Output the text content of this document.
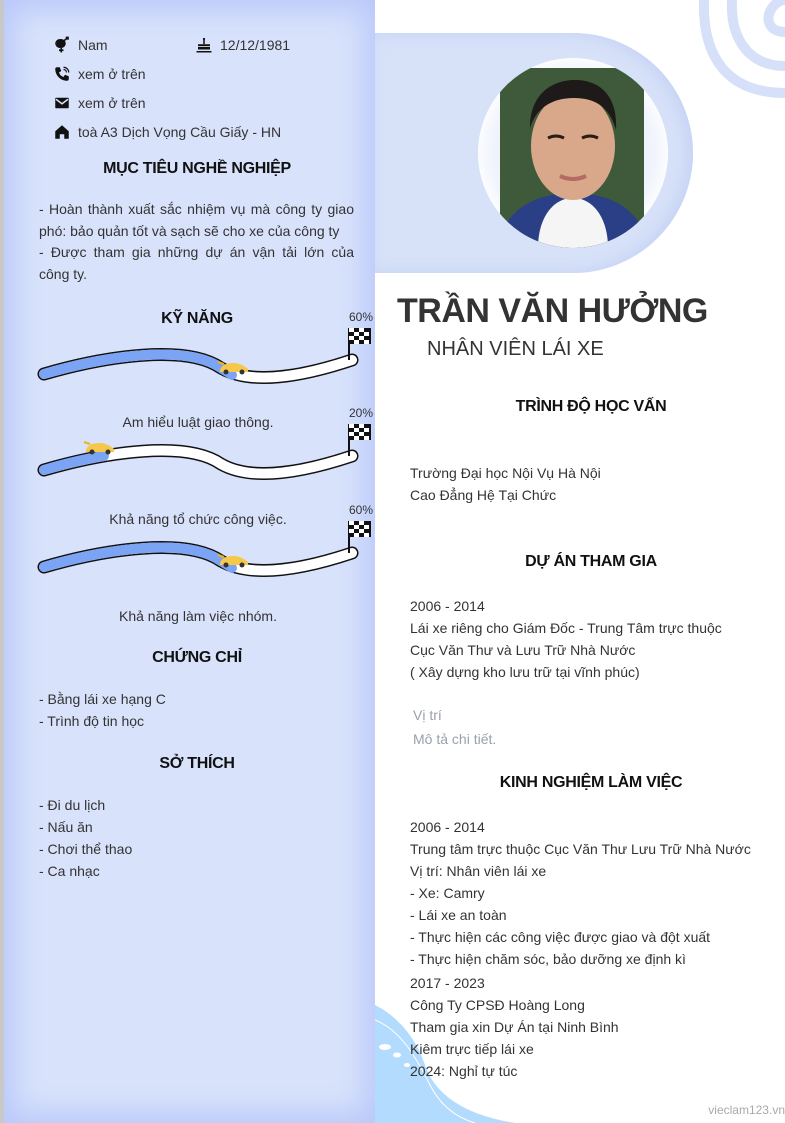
Nam	12/12/1981
xem ở trên
xem ở trên
toà A3 Dịch Vọng Cầu Giấy - HN
MỤC TIÊU NGHỀ NGHIỆP
- Hoàn thành xuất sắc nhiệm vụ mà công ty giao phó: bảo quản tốt và sạch sẽ cho xe của công ty
- Được tham gia những dự án vận tải lớn của công ty.
KỸ NĂNG	60%
Am hiểu luật giao thông.
20%
Khả năng tổ chức công việc.
60%
Khả năng làm việc nhóm.
CHỨNG CHỈ
- Bằng lái xe hạng C
- Trình độ tin học
SỞ THÍCH
- Đi du lịch
- Nấu ăn
- Chơi thể thao
- Ca nhạc
TRẦN VĂN HƯỞNG
NHÂN VIÊN LÁI XE
TRÌNH ĐỘ HỌC VẤN
Trường Đại học Nội Vụ Hà Nội
Cao Đẳng Hệ Tại Chức
DỰ ÁN THAM GIA
2006 - 2014
Lái xe riêng cho Giám Đốc - Trung Tâm trực thuộc
Cục Văn Thư và Lưu Trữ Nhà Nước
( Xây dựng kho lưu trữ tại vĩnh phúc)
Vị trí
Mô tả chi tiết.
KINH NGHIỆM LÀM VIỆC
2006 - 2014
Trung tâm trực thuộc Cục Văn Thư Lưu Trữ Nhà Nước
Vị trí: Nhân viên lái xe
- Xe: Camry
- Lái xe an toàn
- Thực hiện các công việc được giao và đột xuất
- Thực hiện chăm sóc, bảo dưỡng xe định kì
2017 - 2023
Công Ty CPSĐ Hoàng Long
Tham gia xin Dự Án tại Ninh Bình
Kiêm trực tiếp lái xe
2024: Nghỉ tự túc
vieclam123.vn
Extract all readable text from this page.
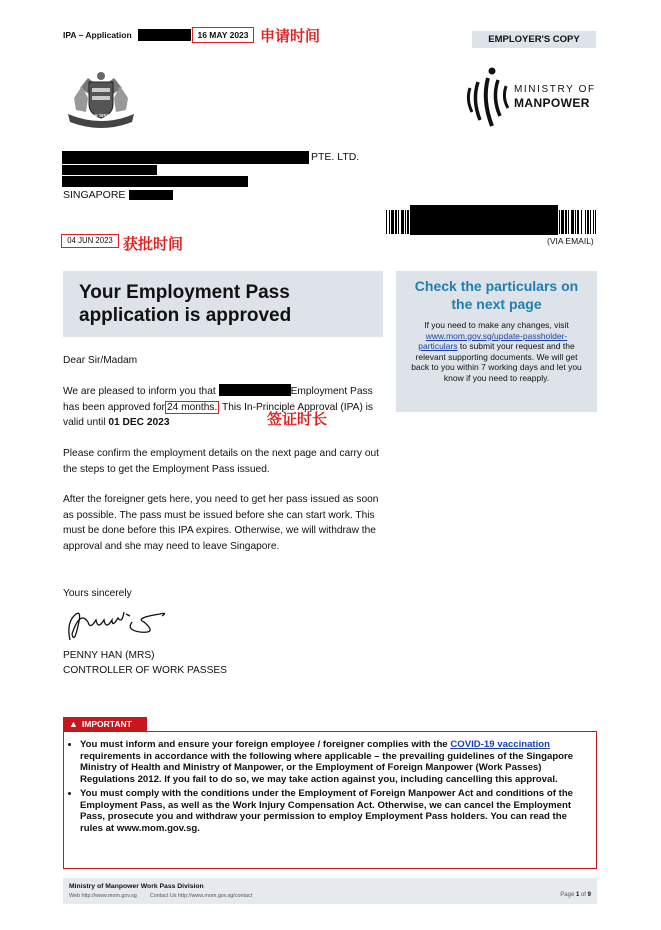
IPA – Application	16 MAY 2023 申请时间	EMPLOYER'S COPY
MAJULAH SINGAPURA
MINISTRY OF
MANPOWER
PTE. LTD.
SINGAPORE
(VIA EMAIL)
04 JUN 2023 获批时间
Your Employment Pass
application is approved
Check the particulars on
the next page
If you need to make any changes, visit www.mom.gov.sg/update-passholder-particulars to submit your request and the relevant supporting documents. We will get back to you within 7 working days and let you know if you need to reapply.

Dear Sir/Madam

We are pleased to inform you that	Employment Pass has been approved for 24 months. This In-Principle Approval (IPA) is valid until 01 DEC 2023	签证时长

Please confirm the employment details on the next page and carry out the steps to get the Employment Pass issued.

After the foreigner gets here, you need to get her pass issued as soon as possible. The pass must be issued before she can start work. This must be done before this IPA expires. Otherwise, we will withdraw the approval and she may need to leave Singapore.

Yours sincerely

PENNY HAN (MRS)

CONTROLLER OF WORK PASSES

▲ IMPORTANT
• You must inform and ensure your foreign employee / foreigner complies with the COVID-19 vaccination requirements in accordance with the following where applicable – the prevailing guidelines of the Singapore Ministry of Health and Ministry of Manpower, or the Employment of Foreign Manpower (Work Passes) Regulations 2012. If you fail to do so, we may take action against you, including cancelling this approval.
• You must comply with the conditions under the Employment of Foreign Manpower Act and conditions of the Employment Pass, as well as the Work Injury Compensation Act. Otherwise, we can cancel the Employment Pass, prosecute you and withdraw your permission to employ Employment Pass holders. You can read the rules at www.mom.gov.sg.
Ministry of Manpower Work Pass Division
Web http://www.mom.gov.sg Contact Us http://www.mom.gov.sg/contact	Page 1 of 9
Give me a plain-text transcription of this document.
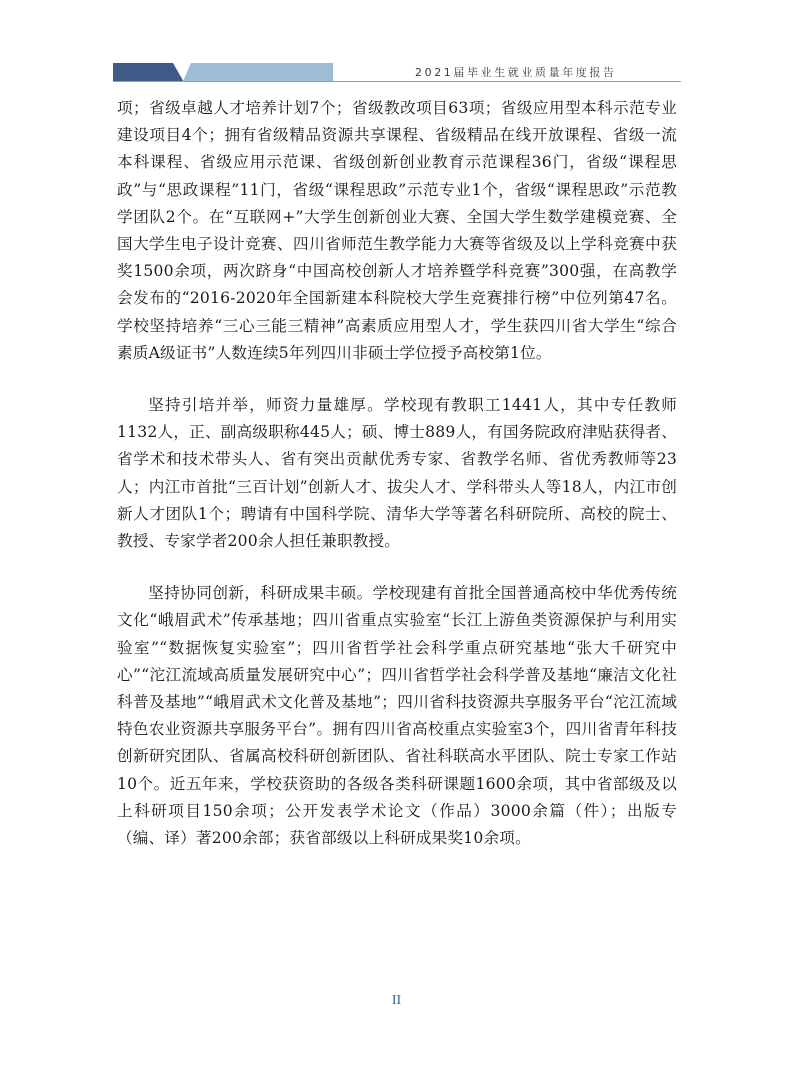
2021届毕业生就业质量年度报告

项；省级卓越人才培养计划7个；省级教改项目63项；省级应用型本科示范专业建设项目4个；拥有省级精品资源共享课程、省级精品在线开放课程、省级一流本科课程、省级应用示范课、省级创新创业教育示范课程36门，省级“课程思政”与“思政课程”11门，省级“课程思政”示范专业1个，省级“课程思政”示范教学团队2个。在“互联网+”大学生创新创业大赛、全国大学生数学建模竞赛、全国大学生电子设计竞赛、四川省师范生教学能力大赛等省级及以上学科竞赛中获奖1500余项，两次跻身“中国高校创新人才培养暨学科竞赛”300强，在高教学会发布的“2016-2020年全国新建本科院校大学生竞赛排行榜”中位列第47名。学校坚持培养“三心三能三精神”高素质应用型人才，学生获四川省大学生“综合素质A级证书”人数连续5年列四川非硕士学位授予高校第1位。

坚持引培并举，师资力量雄厚。学校现有教职工1441人，其中专任教师1132人，正、副高级职称445人；硕、博士889人，有国务院政府津贴获得者、省学术和技术带头人、省有突出贡献优秀专家、省教学名师、省优秀教师等23人；内江市首批“三百计划”创新人才、拔尖人才、学科带头人等18人，内江市创新人才团队1个；聘请有中国科学院、清华大学等著名科研院所、高校的院士、教授、专家学者200余人担任兼职教授。

坚持协同创新，科研成果丰硕。学校现建有首批全国普通高校中华优秀传统文化“峨眉武术”传承基地；四川省重点实验室“长江上游鱼类资源保护与利用实验室”“数据恢复实验室”；四川省哲学社会科学重点研究基地“张大千研究中心”“沱江流域高质量发展研究中心”；四川省哲学社会科学普及基地“廉洁文化社科普及基地”“峨眉武术文化普及基地”；四川省科技资源共享服务平台“沱江流域特色农业资源共享服务平台”。拥有四川省高校重点实验室3个，四川省青年科技创新研究团队、省属高校科研创新团队、省社科联高水平团队、院士专家工作站10个。近五年来，学校获资助的各级各类科研课题1600余项，其中省部级及以上科研项目150余项；公开发表学术论文（作品）3000余篇（件）；出版专（编、译）著200余部；获省部级以上科研成果奖10余项。

II
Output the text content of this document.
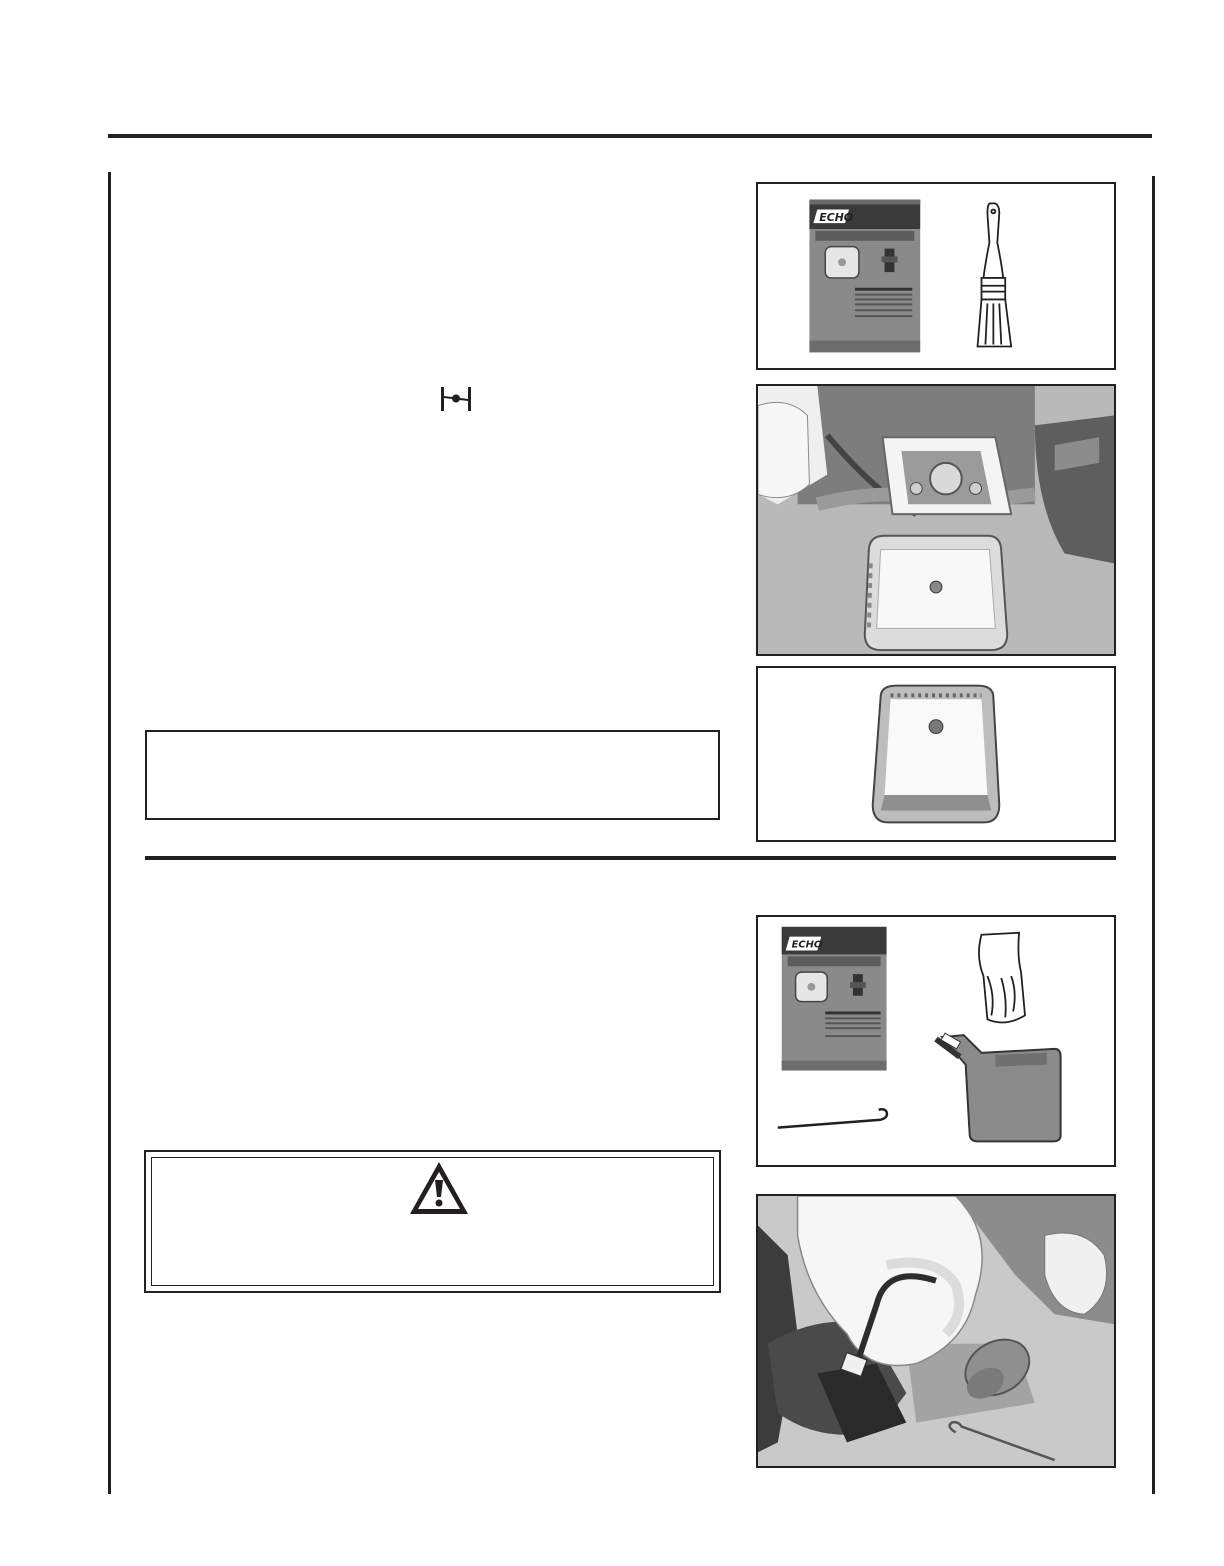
ECHO
ECHO
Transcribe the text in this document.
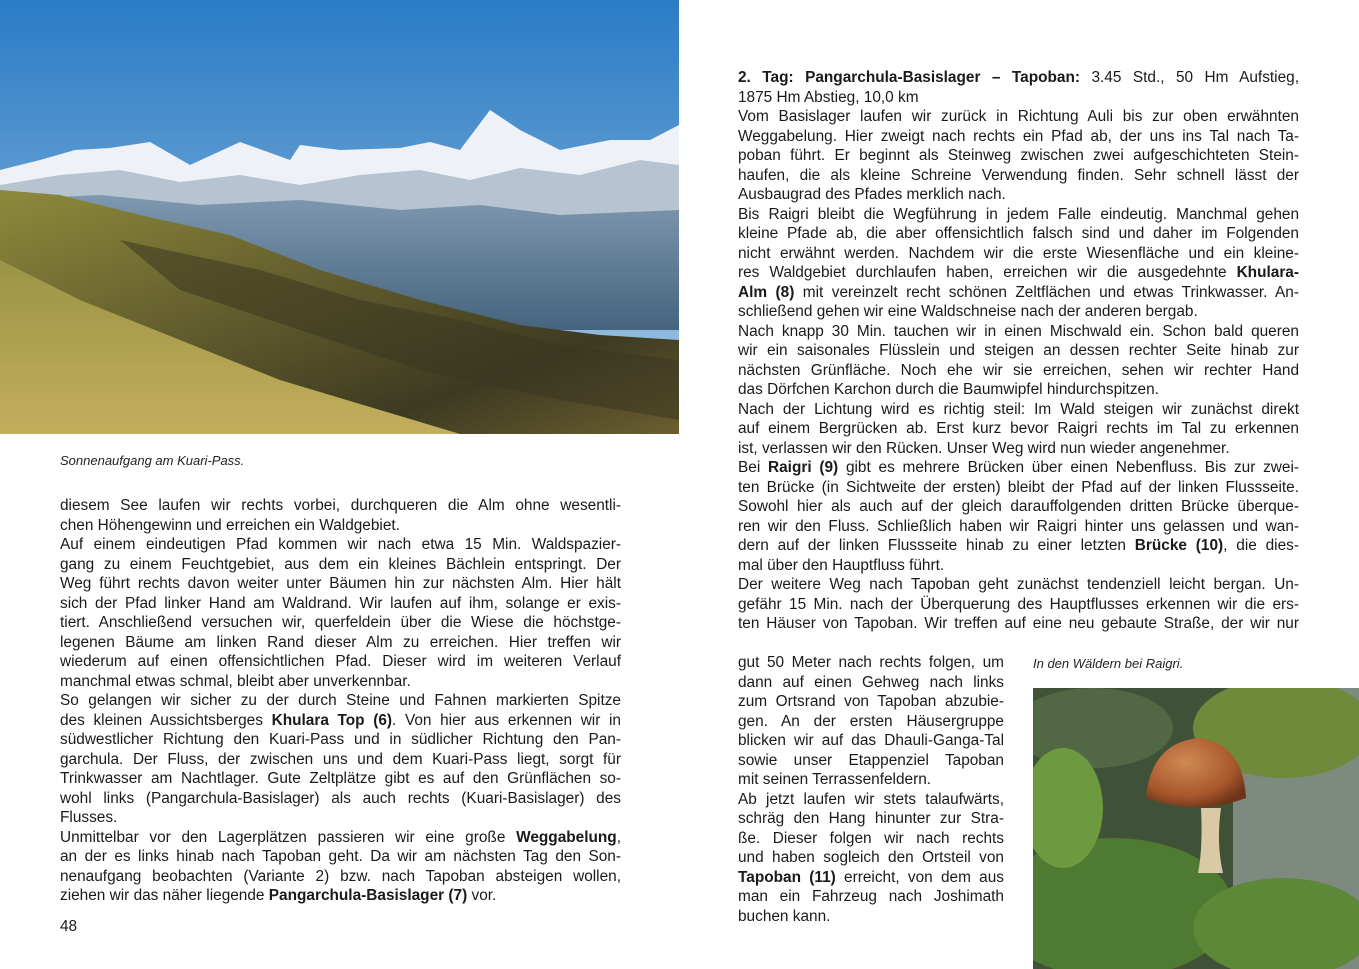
Sonnenaufgang am Kuari-Pass.
In den Wäldern bei Raigri.
diesem See laufen wir rechts vorbei, durchqueren die Alm ohne wesentli-
chen Höhengewinn und erreichen ein Waldgebiet.
Auf einem eindeutigen Pfad kommen wir nach etwa 15 Min. Waldspazier-
gang zu einem Feuchtgebiet, aus dem ein kleines Bächlein entspringt. Der
Weg führt rechts davon weiter unter Bäumen hin zur nächsten Alm. Hier hält
sich der Pfad linker Hand am Waldrand. Wir laufen auf ihm, solange er exis-
tiert. Anschließend versuchen wir, querfeldein über die Wiese die höchstge-
legenen Bäume am linken Rand dieser Alm zu erreichen. Hier treffen wir
wiederum auf einen offensichtlichen Pfad. Dieser wird im weiteren Verlauf
manchmal etwas schmal, bleibt aber unverkennbar.
So gelangen wir sicher zu der durch Steine und Fahnen markierten Spitze
des kleinen Aussichtsberges Khulara Top (6). Von hier aus erkennen wir in
südwestlicher Richtung den Kuari-Pass und in südlicher Richtung den Pan-
garchula. Der Fluss, der zwischen uns und dem Kuari-Pass liegt, sorgt für
Trinkwasser am Nachtlager. Gute Zeltplätze gibt es auf den Grünflächen so-
wohl links (Pangarchula-Basislager) als auch rechts (Kuari-Basislager) des
Flusses.
Unmittelbar vor den Lagerplätzen passieren wir eine große Weggabelung,
an der es links hinab nach Tapoban geht. Da wir am nächsten Tag den Son-
nenaufgang beobachten (Variante 2) bzw. nach Tapoban absteigen wollen,
ziehen wir das näher liegende Pangarchula-Basislager (7) vor.
2. Tag: Pangarchula-Basislager – Tapoban: 3.45 Std., 50 Hm Aufstieg,
1875 Hm Abstieg, 10,0 km
Vom Basislager laufen wir zurück in Richtung Auli bis zur oben erwähnten
Weggabelung. Hier zweigt nach rechts ein Pfad ab, der uns ins Tal nach Ta-
poban führt. Er beginnt als Steinweg zwischen zwei aufgeschichteten Stein-
haufen, die als kleine Schreine Verwendung finden. Sehr schnell lässt der
Ausbaugrad des Pfades merklich nach.
Bis Raigri bleibt die Wegführung in jedem Falle eindeutig. Manchmal gehen
kleine Pfade ab, die aber offensichtlich falsch sind und daher im Folgenden
nicht erwähnt werden. Nachdem wir die erste Wiesenfläche und ein kleine-
res Waldgebiet durchlaufen haben, erreichen wir die ausgedehnte Khulara-
Alm (8) mit vereinzelt recht schönen Zeltflächen und etwas Trinkwasser. An-
schließend gehen wir eine Waldschneise nach der anderen bergab.
Nach knapp 30 Min. tauchen wir in einen Mischwald ein. Schon bald queren
wir ein saisonales Flüsslein und steigen an dessen rechter Seite hinab zur
nächsten Grünfläche. Noch ehe wir sie erreichen, sehen wir rechter Hand
das Dörfchen Karchon durch die Baumwipfel hindurchspitzen.
Nach der Lichtung wird es richtig steil: Im Wald steigen wir zunächst direkt
auf einem Bergrücken ab. Erst kurz bevor Raigri rechts im Tal zu erkennen
ist, verlassen wir den Rücken. Unser Weg wird nun wieder angenehmer.
Bei Raigri (9) gibt es mehrere Brücken über einen Nebenfluss. Bis zur zwei-
ten Brücke (in Sichtweite der ersten) bleibt der Pfad auf der linken Flussseite.
Sowohl hier als auch auf der gleich darauffolgenden dritten Brücke überque-
ren wir den Fluss. Schließlich haben wir Raigri hinter uns gelassen und wan-
dern auf der linken Flussseite hinab zu einer letzten Brücke (10), die dies-
mal über den Hauptfluss führt.
Der weitere Weg nach Tapoban geht zunächst tendenziell leicht bergan. Un-
gefähr 15 Min. nach der Überquerung des Hauptflusses erkennen wir die ers-
ten Häuser von Tapoban. Wir treffen auf eine neu gebaute Straße, der wir nur
gut 50 Meter nach rechts folgen, um
dann auf einen Gehweg nach links
zum Ortsrand von Tapoban abzubie-
gen. An der ersten Häusergruppe
blicken wir auf das Dhauli-Ganga-Tal
sowie unser Etappenziel Tapoban
mit seinen Terrassenfeldern.
Ab jetzt laufen wir stets talaufwärts,
schräg den Hang hinunter zur Stra-
ße. Dieser folgen wir nach rechts
und haben sogleich den Ortsteil von
Tapoban (11) erreicht, von dem aus
man ein Fahrzeug nach Joshimath
buchen kann.
48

⁂

PROBLEM TO WORK ON: In the records above, find the lines containing "Basislager" and copy them.

TASK RESPONSE:
wohl links (Pangarchula-Basislager) als auch rechts (Kuari-Basislager) des
ziehen wir das näher liegende Pangarchula-Basislager (7) vor.
2. Tag: Pangarchula-Basislager – Tapoban: 3.45 Std., 50 Hm Aufstieg,
Vom Basislager laufen wir zurück in Richtung Auli bis zur oben erwähnten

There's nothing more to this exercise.